_RECORDS FOR PROCESSING_.

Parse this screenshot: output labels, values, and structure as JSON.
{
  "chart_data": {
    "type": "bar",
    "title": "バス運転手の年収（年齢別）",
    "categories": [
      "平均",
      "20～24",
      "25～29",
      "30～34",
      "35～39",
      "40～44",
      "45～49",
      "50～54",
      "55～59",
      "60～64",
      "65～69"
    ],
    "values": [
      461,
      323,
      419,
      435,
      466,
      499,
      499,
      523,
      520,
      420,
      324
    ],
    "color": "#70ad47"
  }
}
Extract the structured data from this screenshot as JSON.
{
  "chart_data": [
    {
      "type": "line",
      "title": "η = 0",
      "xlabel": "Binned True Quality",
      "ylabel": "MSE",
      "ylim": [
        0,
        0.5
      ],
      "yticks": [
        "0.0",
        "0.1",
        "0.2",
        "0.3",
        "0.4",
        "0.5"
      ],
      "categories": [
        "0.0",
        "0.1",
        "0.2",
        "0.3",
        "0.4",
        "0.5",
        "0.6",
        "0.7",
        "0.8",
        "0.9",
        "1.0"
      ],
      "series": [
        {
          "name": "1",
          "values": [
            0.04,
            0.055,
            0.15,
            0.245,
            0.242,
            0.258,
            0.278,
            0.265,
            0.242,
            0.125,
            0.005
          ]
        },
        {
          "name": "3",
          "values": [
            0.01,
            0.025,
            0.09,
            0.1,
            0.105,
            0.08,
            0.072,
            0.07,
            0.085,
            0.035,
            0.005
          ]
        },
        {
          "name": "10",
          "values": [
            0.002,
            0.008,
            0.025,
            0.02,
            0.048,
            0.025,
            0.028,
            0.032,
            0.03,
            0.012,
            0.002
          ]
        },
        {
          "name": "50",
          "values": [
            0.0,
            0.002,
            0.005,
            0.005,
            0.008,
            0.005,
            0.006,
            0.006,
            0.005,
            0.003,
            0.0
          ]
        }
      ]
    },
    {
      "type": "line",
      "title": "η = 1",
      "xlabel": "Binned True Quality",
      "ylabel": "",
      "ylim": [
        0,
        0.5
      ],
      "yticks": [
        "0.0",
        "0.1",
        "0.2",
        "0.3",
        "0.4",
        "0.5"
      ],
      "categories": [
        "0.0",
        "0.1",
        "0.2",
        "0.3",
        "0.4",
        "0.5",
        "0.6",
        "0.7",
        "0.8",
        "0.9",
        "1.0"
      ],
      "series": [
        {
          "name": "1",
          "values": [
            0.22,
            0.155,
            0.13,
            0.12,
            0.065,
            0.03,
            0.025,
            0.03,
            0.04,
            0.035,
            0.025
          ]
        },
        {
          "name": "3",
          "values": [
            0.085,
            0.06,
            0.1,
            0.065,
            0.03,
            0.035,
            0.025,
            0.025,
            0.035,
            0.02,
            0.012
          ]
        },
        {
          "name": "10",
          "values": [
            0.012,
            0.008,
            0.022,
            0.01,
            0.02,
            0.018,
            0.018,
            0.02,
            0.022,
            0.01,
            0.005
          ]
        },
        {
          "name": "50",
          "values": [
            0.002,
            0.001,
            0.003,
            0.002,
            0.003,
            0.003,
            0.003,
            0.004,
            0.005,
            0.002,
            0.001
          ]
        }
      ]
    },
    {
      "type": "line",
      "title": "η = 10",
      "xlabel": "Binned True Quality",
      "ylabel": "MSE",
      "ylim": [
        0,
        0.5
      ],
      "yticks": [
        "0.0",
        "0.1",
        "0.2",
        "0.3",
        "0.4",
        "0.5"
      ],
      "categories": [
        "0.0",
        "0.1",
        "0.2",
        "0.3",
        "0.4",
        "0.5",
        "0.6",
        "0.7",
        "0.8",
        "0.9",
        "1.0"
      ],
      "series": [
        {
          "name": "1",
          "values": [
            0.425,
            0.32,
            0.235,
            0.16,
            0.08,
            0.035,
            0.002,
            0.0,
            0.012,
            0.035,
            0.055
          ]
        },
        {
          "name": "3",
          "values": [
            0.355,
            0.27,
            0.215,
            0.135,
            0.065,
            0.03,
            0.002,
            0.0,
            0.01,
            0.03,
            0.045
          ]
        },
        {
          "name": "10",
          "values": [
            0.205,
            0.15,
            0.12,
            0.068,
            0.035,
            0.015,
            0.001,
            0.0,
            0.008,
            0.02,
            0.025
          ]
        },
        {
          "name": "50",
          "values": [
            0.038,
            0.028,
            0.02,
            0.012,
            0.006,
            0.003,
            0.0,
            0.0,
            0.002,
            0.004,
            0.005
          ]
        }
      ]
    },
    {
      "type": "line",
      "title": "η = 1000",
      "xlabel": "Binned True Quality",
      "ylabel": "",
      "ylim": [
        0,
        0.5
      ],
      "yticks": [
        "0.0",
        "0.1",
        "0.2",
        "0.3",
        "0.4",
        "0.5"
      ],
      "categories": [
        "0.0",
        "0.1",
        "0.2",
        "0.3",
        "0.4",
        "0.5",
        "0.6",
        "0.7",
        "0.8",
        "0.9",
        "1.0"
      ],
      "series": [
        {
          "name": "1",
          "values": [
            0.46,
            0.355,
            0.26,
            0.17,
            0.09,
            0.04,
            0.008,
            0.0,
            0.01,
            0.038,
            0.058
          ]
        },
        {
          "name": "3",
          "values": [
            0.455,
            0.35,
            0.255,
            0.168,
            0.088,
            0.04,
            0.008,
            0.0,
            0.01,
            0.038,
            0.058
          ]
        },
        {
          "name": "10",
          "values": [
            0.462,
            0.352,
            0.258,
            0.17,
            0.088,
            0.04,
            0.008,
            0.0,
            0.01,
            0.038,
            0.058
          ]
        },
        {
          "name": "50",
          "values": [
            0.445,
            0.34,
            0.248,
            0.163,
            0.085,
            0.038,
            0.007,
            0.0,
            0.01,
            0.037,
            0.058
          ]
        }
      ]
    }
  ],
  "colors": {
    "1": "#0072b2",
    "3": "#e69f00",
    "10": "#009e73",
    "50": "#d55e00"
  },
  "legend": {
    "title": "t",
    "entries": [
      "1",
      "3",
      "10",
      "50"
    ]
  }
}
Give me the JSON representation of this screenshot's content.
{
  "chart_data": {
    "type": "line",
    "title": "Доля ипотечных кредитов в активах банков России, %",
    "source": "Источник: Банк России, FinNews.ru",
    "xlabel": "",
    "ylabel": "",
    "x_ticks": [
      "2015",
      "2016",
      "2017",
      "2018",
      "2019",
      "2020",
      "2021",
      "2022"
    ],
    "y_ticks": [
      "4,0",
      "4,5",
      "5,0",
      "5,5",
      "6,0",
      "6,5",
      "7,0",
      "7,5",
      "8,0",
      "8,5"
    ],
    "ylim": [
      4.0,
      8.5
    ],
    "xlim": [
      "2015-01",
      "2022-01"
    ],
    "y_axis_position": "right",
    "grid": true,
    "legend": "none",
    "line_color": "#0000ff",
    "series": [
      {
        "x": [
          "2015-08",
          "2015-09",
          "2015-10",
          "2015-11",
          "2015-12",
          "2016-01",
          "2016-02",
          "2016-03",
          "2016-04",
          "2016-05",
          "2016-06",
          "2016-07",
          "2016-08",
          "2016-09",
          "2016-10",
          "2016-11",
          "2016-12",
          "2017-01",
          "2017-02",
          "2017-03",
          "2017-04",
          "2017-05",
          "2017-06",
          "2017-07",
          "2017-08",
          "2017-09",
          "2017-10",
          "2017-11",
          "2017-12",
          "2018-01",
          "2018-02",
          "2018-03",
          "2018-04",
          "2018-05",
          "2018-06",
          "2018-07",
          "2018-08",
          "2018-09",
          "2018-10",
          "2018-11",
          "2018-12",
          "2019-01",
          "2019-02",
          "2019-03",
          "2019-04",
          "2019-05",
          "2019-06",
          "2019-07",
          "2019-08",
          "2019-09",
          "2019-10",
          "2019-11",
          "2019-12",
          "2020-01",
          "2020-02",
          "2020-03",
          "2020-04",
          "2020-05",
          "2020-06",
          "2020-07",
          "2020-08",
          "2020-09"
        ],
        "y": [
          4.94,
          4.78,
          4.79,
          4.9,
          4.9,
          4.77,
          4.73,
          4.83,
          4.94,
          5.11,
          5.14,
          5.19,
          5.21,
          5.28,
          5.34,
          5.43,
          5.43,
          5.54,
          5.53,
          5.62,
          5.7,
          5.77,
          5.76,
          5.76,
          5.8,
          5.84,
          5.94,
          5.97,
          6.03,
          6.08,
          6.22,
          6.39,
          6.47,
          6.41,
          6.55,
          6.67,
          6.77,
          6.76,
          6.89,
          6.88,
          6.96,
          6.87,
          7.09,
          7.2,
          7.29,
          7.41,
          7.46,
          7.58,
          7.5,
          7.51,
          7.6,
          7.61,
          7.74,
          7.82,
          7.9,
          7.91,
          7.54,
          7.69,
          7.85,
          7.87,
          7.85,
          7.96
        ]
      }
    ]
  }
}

_EXERCISE AIM_. Pull out and copy each line containing the string "this".

_WORKED SOLUTION_.
Parse this screenshot: output labels, values, and structure as JSON.
Extract the structured data from this screenshot as JSON.
Give me the JSON representation of this screenshot's content.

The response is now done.